* begin Exercise inputs *
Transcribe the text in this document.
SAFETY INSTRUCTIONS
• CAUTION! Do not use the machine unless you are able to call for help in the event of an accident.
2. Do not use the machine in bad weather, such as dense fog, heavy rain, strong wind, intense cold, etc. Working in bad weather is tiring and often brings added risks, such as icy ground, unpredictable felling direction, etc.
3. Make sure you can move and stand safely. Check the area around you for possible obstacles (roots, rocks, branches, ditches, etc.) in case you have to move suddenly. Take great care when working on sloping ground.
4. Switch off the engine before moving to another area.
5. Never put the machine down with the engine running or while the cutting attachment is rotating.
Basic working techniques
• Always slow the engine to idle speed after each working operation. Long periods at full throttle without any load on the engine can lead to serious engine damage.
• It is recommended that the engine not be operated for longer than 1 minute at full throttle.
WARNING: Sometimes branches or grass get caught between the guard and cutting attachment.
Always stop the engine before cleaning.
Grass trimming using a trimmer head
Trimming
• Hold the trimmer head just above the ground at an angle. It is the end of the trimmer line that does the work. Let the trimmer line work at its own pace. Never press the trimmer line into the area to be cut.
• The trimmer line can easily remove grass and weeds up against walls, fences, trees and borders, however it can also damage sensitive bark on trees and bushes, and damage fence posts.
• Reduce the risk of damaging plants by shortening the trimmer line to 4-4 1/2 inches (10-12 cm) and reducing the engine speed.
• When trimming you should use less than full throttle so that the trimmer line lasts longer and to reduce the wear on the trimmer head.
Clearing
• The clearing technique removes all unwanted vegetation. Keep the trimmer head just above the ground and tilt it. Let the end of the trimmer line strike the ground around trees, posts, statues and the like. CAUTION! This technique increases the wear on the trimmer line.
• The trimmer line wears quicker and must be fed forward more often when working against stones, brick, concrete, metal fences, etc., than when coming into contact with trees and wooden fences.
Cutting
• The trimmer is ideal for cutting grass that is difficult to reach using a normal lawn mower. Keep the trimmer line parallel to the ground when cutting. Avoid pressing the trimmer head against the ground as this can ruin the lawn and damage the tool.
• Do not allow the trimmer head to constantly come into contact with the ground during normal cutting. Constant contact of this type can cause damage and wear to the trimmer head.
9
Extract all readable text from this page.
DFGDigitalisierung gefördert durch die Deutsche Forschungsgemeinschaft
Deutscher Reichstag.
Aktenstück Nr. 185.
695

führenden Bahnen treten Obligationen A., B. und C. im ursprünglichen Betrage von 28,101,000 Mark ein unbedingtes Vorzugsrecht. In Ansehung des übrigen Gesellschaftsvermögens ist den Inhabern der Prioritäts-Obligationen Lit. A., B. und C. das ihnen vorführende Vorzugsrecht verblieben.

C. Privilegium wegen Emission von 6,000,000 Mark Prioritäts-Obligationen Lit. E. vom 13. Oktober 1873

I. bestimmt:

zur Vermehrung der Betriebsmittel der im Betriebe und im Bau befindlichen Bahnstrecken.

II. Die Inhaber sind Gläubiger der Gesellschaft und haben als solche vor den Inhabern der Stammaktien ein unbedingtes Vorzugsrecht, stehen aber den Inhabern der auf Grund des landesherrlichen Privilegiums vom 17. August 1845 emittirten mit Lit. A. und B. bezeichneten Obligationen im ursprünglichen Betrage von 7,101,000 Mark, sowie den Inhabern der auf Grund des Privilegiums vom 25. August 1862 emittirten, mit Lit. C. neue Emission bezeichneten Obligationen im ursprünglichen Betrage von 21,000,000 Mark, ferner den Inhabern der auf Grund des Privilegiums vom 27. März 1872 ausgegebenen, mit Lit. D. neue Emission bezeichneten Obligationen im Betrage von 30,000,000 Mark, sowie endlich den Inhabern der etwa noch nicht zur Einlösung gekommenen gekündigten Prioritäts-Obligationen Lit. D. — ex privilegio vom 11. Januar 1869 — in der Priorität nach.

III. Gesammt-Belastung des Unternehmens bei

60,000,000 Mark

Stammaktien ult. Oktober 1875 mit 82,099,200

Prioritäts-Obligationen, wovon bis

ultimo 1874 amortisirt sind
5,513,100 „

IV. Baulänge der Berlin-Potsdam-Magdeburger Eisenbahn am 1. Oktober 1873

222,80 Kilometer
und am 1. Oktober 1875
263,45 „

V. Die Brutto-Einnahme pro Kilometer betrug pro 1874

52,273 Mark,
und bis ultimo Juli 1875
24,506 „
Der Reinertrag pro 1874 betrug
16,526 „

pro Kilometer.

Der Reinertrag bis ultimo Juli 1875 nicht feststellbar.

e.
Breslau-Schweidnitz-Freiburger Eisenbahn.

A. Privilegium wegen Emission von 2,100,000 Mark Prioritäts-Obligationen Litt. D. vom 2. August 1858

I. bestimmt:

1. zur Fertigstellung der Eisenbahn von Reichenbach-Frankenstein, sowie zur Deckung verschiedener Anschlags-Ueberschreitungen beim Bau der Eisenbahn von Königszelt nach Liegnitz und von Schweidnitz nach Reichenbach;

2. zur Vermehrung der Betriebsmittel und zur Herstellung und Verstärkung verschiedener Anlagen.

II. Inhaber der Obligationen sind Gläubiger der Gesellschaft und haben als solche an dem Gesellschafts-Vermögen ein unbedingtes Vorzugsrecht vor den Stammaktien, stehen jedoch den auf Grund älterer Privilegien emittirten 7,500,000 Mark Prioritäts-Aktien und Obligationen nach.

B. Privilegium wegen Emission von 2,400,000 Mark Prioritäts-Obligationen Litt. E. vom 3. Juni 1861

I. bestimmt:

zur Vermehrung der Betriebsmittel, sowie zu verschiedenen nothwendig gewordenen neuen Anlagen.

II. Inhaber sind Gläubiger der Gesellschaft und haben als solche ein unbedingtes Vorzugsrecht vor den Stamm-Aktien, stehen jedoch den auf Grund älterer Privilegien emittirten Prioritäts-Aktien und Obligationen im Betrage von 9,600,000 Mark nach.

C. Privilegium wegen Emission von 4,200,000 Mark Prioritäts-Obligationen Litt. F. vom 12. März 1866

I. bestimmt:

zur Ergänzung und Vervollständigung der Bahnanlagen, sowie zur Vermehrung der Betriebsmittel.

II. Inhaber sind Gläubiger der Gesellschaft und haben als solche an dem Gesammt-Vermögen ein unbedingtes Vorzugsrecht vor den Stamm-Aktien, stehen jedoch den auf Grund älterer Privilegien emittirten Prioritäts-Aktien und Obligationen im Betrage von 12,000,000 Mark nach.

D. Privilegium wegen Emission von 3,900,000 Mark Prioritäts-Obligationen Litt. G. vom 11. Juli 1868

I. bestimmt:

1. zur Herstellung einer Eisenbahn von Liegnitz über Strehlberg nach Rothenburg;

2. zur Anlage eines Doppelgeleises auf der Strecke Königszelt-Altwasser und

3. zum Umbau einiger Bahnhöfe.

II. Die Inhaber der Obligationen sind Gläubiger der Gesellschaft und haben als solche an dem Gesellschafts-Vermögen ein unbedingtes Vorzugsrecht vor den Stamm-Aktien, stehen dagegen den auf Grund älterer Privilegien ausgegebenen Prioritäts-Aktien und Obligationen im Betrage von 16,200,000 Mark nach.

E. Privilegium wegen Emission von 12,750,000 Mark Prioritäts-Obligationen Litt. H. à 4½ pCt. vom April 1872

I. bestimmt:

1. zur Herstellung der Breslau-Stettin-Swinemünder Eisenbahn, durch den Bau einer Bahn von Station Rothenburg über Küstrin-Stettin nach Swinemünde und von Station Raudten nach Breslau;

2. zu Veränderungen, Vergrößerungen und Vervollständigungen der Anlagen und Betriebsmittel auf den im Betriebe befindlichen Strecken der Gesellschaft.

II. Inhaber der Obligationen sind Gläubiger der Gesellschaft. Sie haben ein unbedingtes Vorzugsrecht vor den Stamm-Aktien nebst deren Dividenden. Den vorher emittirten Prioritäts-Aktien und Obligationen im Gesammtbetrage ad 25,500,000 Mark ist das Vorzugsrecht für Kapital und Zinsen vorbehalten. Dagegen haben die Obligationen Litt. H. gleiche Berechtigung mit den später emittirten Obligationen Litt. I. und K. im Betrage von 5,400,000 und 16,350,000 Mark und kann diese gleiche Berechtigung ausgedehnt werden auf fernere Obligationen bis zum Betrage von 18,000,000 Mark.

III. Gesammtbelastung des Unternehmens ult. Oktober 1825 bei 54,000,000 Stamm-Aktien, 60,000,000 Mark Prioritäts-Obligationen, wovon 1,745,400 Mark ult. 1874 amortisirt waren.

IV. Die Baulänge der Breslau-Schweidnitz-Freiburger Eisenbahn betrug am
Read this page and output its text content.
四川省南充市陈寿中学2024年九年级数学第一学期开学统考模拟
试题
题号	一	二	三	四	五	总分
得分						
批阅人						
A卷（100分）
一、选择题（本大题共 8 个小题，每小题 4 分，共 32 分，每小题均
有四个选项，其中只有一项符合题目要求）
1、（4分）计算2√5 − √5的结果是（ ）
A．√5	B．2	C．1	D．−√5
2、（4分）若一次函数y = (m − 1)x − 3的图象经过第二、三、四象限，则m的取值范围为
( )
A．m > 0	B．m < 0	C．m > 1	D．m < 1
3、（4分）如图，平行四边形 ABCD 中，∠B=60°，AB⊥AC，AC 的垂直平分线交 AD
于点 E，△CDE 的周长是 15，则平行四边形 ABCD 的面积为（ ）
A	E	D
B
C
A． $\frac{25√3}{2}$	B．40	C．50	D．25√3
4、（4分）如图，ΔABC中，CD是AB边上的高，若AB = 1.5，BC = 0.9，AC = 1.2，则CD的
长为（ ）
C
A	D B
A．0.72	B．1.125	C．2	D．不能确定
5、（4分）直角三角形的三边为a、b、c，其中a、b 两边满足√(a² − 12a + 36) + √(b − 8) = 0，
* end Exercise inputs *
## Exercise
Return every line of the preceding records in which the word "area" appears.

## Result of this exercise
3. Make sure you can move and stand safely. Check the area around you for possible obstacles (roots, rocks, branches, ditches, etc.) in case you have to move suddenly. Take great care when working on sloping ground.
4. Switch off the engine before moving to another area.
• Hold the trimmer head just above the ground at an angle. It is the end of the trimmer line that does the work. Let the trimmer line work at its own pace. Never press the trimmer line into the area to be cut.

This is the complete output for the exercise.